====== GIVEN DATA
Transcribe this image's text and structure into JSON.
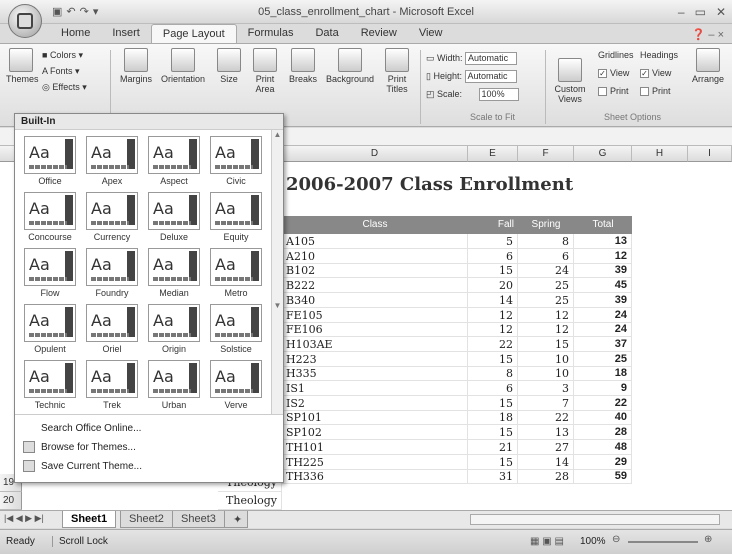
{
  "window": {
    "title": "05_class_enrollment_chart - Microsoft Excel"
  },
  "tabs": [
    "Home",
    "Insert",
    "Page Layout",
    "Formulas",
    "Data",
    "Review",
    "View"
  ],
  "active_tab": "Page Layout",
  "ribbon": {
    "themes": "Themes",
    "colors": "Colors",
    "fonts": "Fonts",
    "effects": "Effects",
    "margins": "Margins",
    "orientation": "Orientation",
    "size": "Size",
    "print_area": "Print Area",
    "breaks": "Breaks",
    "background": "Background",
    "print_titles": "Print Titles",
    "width_label": "Width:",
    "width_value": "Automatic",
    "height_label": "Height:",
    "height_value": "Automatic",
    "scale_label": "Scale:",
    "scale_value": "100%",
    "scale_group": "Scale to Fit",
    "custom_views": "Custom Views",
    "gridlines": "Gridlines",
    "headings": "Headings",
    "view": "View",
    "print": "Print",
    "sheet_options_group": "Sheet Options",
    "arrange": "Arrange"
  },
  "gallery": {
    "header": "Built-In",
    "themes": [
      "Office",
      "Apex",
      "Aspect",
      "Civic",
      "Concourse",
      "Currency",
      "Deluxe",
      "Equity",
      "Flow",
      "Foundry",
      "Median",
      "Metro",
      "Opulent",
      "Oriel",
      "Origin",
      "Solstice",
      "Technic",
      "Trek",
      "Urban",
      "Verve"
    ],
    "footer": [
      "Search Office Online...",
      "Browse for Themes...",
      "Save Current Theme..."
    ]
  },
  "sheet": {
    "columns": [
      "D",
      "E",
      "F",
      "G",
      "H",
      "I"
    ],
    "title": "2006-2007 Class Enrollment",
    "headers": {
      "class": "Class",
      "fall": "Fall",
      "spring": "Spring",
      "total": "Total"
    },
    "rows": [
      {
        "class": "A105",
        "fall": "5",
        "spring": "8",
        "total": "13"
      },
      {
        "class": "A210",
        "fall": "6",
        "spring": "6",
        "total": "12"
      },
      {
        "class": "B102",
        "fall": "15",
        "spring": "24",
        "total": "39"
      },
      {
        "class": "B222",
        "fall": "20",
        "spring": "25",
        "total": "45"
      },
      {
        "class": "B340",
        "fall": "14",
        "spring": "25",
        "total": "39"
      },
      {
        "class": "FE105",
        "fall": "12",
        "spring": "12",
        "total": "24"
      },
      {
        "class": "FE106",
        "fall": "12",
        "spring": "12",
        "total": "24"
      },
      {
        "class": "H103AE",
        "fall": "22",
        "spring": "15",
        "total": "37"
      },
      {
        "class": "H223",
        "fall": "15",
        "spring": "10",
        "total": "25"
      },
      {
        "class": "H335",
        "fall": "8",
        "spring": "10",
        "total": "18"
      },
      {
        "class": "IS1",
        "fall": "6",
        "spring": "3",
        "total": "9"
      },
      {
        "class": "IS2",
        "fall": "15",
        "spring": "7",
        "total": "22"
      },
      {
        "class": "SP101",
        "fall": "18",
        "spring": "22",
        "total": "40"
      },
      {
        "class": "SP102",
        "fall": "15",
        "spring": "13",
        "total": "28"
      },
      {
        "class": "TH101",
        "fall": "21",
        "spring": "27",
        "total": "48"
      },
      {
        "class": "TH225",
        "fall": "15",
        "spring": "14",
        "total": "29"
      },
      {
        "class": "TH336",
        "fall": "31",
        "spring": "28",
        "total": "59"
      }
    ],
    "row19": {
      "num": "19",
      "dept": "Theology"
    },
    "row20": {
      "num": "20",
      "dept": "Theology"
    }
  },
  "sheet_tabs": [
    "Sheet1",
    "Sheet2",
    "Sheet3"
  ],
  "status": {
    "ready": "Ready",
    "scroll_lock": "Scroll Lock",
    "zoom": "100%"
  }
}
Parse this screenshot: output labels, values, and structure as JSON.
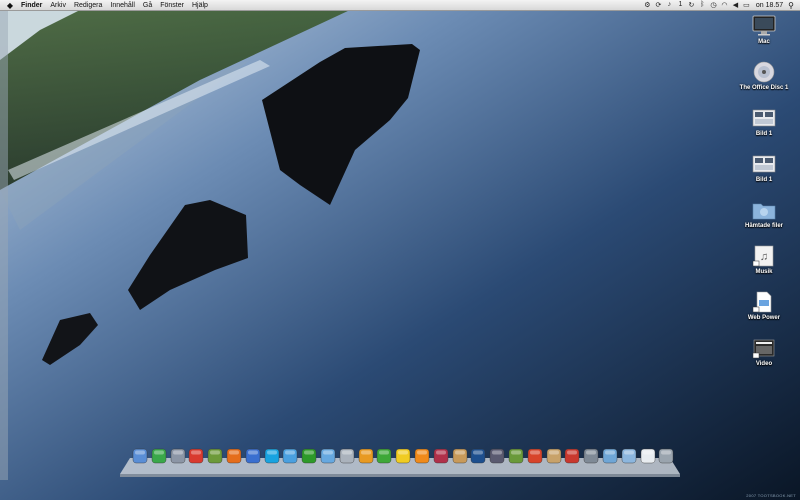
{
  "menubar": {
    "apple_icon": "apple-icon",
    "menus": [
      {
        "name": "menu-finder",
        "label": "Finder",
        "app": true
      },
      {
        "name": "menu-arkiv",
        "label": "Arkiv"
      },
      {
        "name": "menu-redigera",
        "label": "Redigera"
      },
      {
        "name": "menu-innehall",
        "label": "Innehåll"
      },
      {
        "name": "menu-ga",
        "label": "Gå"
      },
      {
        "name": "menu-fonster",
        "label": "Fönster"
      },
      {
        "name": "menu-hjalp",
        "label": "Hjälp"
      }
    ],
    "extras": [
      {
        "name": "gear-icon",
        "glyph": "⚙"
      },
      {
        "name": "sync-icon",
        "glyph": "⟳"
      },
      {
        "name": "music-note-icon",
        "glyph": "♪"
      },
      {
        "name": "calendar-day-icon",
        "glyph": "1"
      },
      {
        "name": "refresh-icon",
        "glyph": "↻"
      },
      {
        "name": "bluetooth-icon",
        "glyph": "ᛒ"
      },
      {
        "name": "time-machine-icon",
        "glyph": "◷"
      },
      {
        "name": "wifi-icon",
        "glyph": "◠"
      },
      {
        "name": "volume-icon",
        "glyph": "◀"
      },
      {
        "name": "battery-icon",
        "glyph": "▭"
      }
    ],
    "clock": "on 18.57",
    "spotlight_glyph": "⚲"
  },
  "desktop_icons": [
    {
      "name": "desktop-icon-mac",
      "label": "Mac",
      "kind": "monitor"
    },
    {
      "name": "desktop-icon-office-disc",
      "label": "The Office Disc 1",
      "kind": "disc"
    },
    {
      "name": "desktop-icon-bild-1a",
      "label": "Bild 1",
      "kind": "screenshot"
    },
    {
      "name": "desktop-icon-bild-1b",
      "label": "Bild 1",
      "kind": "screenshot"
    },
    {
      "name": "desktop-icon-hamtade-filer",
      "label": "Hämtade filer",
      "kind": "folder-download"
    },
    {
      "name": "desktop-icon-musik",
      "label": "Musik",
      "kind": "alias-music"
    },
    {
      "name": "desktop-icon-web-power",
      "label": "Web Power",
      "kind": "alias-doc"
    },
    {
      "name": "desktop-icon-video",
      "label": "Video",
      "kind": "alias-video"
    }
  ],
  "dock": [
    {
      "name": "dock-finder-icon",
      "color": "#5a8ed6"
    },
    {
      "name": "dock-adium-icon",
      "color": "#3aa84a"
    },
    {
      "name": "dock-system-preferences-icon",
      "color": "#8c96a6"
    },
    {
      "name": "dock-ical-icon",
      "color": "#d93a2f"
    },
    {
      "name": "dock-iphoto-icon",
      "color": "#6c9a3a"
    },
    {
      "name": "dock-firefox-icon",
      "color": "#e56d1c"
    },
    {
      "name": "dock-itunes-icon",
      "color": "#3a6fd0"
    },
    {
      "name": "dock-skype-icon",
      "color": "#18a3e0"
    },
    {
      "name": "dock-safari-icon",
      "color": "#4aa0e0"
    },
    {
      "name": "dock-spotify-icon",
      "color": "#2d9a2a"
    },
    {
      "name": "dock-itunes2-icon",
      "color": "#66a8e0"
    },
    {
      "name": "dock-tool-icon",
      "color": "#aab2bc"
    },
    {
      "name": "dock-app-orange-icon",
      "color": "#e89a22"
    },
    {
      "name": "dock-app-green-icon",
      "color": "#3ea838"
    },
    {
      "name": "dock-duck-icon",
      "color": "#f0cc22"
    },
    {
      "name": "dock-vlc-icon",
      "color": "#f08a1a"
    },
    {
      "name": "dock-photobooth-icon",
      "color": "#b0304a"
    },
    {
      "name": "dock-preview-icon",
      "color": "#c89a5a"
    },
    {
      "name": "dock-photoshop-icon",
      "color": "#1d4f8e"
    },
    {
      "name": "dock-pen-icon",
      "color": "#5a5a70"
    },
    {
      "name": "dock-chart-icon",
      "color": "#6a9a3a"
    },
    {
      "name": "dock-star-icon",
      "color": "#d8442a"
    },
    {
      "name": "dock-script-icon",
      "color": "#c8a26a"
    },
    {
      "name": "dock-activity-icon",
      "color": "#c9382e"
    },
    {
      "name": "dock-screen-icon",
      "color": "#7f8a96"
    },
    {
      "name": "dock-applications-stack-icon",
      "color": "#6fa6d6"
    },
    {
      "name": "dock-documents-stack-icon",
      "color": "#8cb6de"
    },
    {
      "name": "dock-file-icon",
      "color": "#e8ecf0"
    },
    {
      "name": "dock-trash-icon",
      "color": "#9aa4ae"
    }
  ],
  "credit": "2007 TOOTSBOOK.NET"
}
============
* **GIVEN EXERCISE**
Go through the material above and count the lines that include "JSON". Give the number alone.

* **RESPONSE**
2